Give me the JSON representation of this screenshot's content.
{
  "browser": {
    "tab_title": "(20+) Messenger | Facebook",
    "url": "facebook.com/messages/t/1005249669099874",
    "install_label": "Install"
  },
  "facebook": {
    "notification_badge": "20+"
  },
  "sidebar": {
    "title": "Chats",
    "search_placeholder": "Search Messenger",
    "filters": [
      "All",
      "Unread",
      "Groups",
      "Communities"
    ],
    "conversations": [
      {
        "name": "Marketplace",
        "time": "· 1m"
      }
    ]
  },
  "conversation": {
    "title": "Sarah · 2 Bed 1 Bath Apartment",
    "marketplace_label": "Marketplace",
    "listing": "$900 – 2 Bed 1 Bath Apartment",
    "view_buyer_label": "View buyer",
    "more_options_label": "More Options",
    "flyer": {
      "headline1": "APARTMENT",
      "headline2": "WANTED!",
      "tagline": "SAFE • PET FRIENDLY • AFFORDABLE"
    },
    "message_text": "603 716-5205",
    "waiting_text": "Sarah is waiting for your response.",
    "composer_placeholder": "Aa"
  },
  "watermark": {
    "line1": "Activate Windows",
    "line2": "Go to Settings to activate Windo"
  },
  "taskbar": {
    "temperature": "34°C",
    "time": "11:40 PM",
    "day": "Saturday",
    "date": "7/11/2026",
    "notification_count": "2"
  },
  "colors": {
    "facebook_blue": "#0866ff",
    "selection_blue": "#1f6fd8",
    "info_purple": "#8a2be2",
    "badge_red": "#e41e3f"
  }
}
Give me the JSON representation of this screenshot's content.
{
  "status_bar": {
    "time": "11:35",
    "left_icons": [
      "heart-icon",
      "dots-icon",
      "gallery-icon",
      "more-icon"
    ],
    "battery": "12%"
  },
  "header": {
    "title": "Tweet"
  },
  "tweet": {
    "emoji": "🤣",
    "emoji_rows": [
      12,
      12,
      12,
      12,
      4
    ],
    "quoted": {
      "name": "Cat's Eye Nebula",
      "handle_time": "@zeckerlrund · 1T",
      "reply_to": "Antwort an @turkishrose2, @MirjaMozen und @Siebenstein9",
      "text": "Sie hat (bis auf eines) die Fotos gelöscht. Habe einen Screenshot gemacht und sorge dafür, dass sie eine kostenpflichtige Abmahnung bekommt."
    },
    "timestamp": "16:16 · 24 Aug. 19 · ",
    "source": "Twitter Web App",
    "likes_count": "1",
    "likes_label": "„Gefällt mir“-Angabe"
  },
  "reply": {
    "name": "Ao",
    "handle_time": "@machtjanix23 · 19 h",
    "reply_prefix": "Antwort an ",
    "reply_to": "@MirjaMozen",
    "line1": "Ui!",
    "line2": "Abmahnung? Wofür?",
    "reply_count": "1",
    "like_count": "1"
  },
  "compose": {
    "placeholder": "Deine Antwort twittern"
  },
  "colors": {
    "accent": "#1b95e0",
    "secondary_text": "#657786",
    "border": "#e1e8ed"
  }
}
----
Instructions to follow: Your task is to repeat the data exactly; please include every line.

Solution:
Give me the JSON representation of this screenshot's content.
{
  "browser": {
    "tab_title": "(20+) Messenger | Facebook",
    "url": "facebook.com/messages/t/1005249669099874",
    "install_label": "Install"
  },
  "facebook": {
    "notification_badge": "20+"
  },
  "sidebar": {
    "title": "Chats",
    "search_placeholder": "Search Messenger",
    "filters": [
      "All",
      "Unread",
      "Groups",
      "Communities"
    ],
    "conversations": [
      {
        "name": "Marketplace",
        "time": "· 1m"
      }
    ]
  },
  "conversation": {
    "title": "Sarah · 2 Bed 1 Bath Apartment",
    "marketplace_label": "Marketplace",
    "listing": "$900 – 2 Bed 1 Bath Apartment",
    "view_buyer_label": "View buyer",
    "more_options_label": "More Options",
    "flyer": {
      "headline1": "APARTMENT",
      "headline2": "WANTED!",
      "tagline": "SAFE • PET FRIENDLY • AFFORDABLE"
    },
    "message_text": "603 716-5205",
    "waiting_text": "Sarah is waiting for your response.",
    "composer_placeholder": "Aa"
  },
  "watermark": {
    "line1": "Activate Windows",
    "line2": "Go to Settings to activate Windo"
  },
  "taskbar": {
    "temperature": "34°C",
    "time": "11:40 PM",
    "day": "Saturday",
    "date": "7/11/2026",
    "notification_count": "2"
  },
  "colors": {
    "facebook_blue": "#0866ff",
    "selection_blue": "#1f6fd8",
    "info_purple": "#8a2be2",
    "badge_red": "#e41e3f"
  }
}
Give me the JSON representation of this screenshot's content.
{
  "status_bar": {
    "time": "11:35",
    "left_icons": [
      "heart-icon",
      "dots-icon",
      "gallery-icon",
      "more-icon"
    ],
    "battery": "12%"
  },
  "header": {
    "title": "Tweet"
  },
  "tweet": {
    "emoji": "🤣",
    "emoji_rows": [
      12,
      12,
      12,
      12,
      4
    ],
    "quoted": {
      "name": "Cat's Eye Nebula",
      "handle_time": "@zeckerlrund · 1T",
      "reply_to": "Antwort an @turkishrose2, @MirjaMozen und @Siebenstein9",
      "text": "Sie hat (bis auf eines) die Fotos gelöscht. Habe einen Screenshot gemacht und sorge dafür, dass sie eine kostenpflichtige Abmahnung bekommt."
    },
    "timestamp": "16:16 · 24 Aug. 19 · ",
    "source": "Twitter Web App",
    "likes_count": "1",
    "likes_label": "„Gefällt mir“-Angabe"
  },
  "reply": {
    "name": "Ao",
    "handle_time": "@machtjanix23 · 19 h",
    "reply_prefix": "Antwort an ",
    "reply_to": "@MirjaMozen",
    "line1": "Ui!",
    "line2": "Abmahnung? Wofür?",
    "reply_count": "1",
    "like_count": "1"
  },
  "compose": {
    "placeholder": "Deine Antwort twittern"
  },
  "colors": {
    "accent": "#1b95e0",
    "secondary_text": "#657786",
    "border": "#e1e8ed"
  }
}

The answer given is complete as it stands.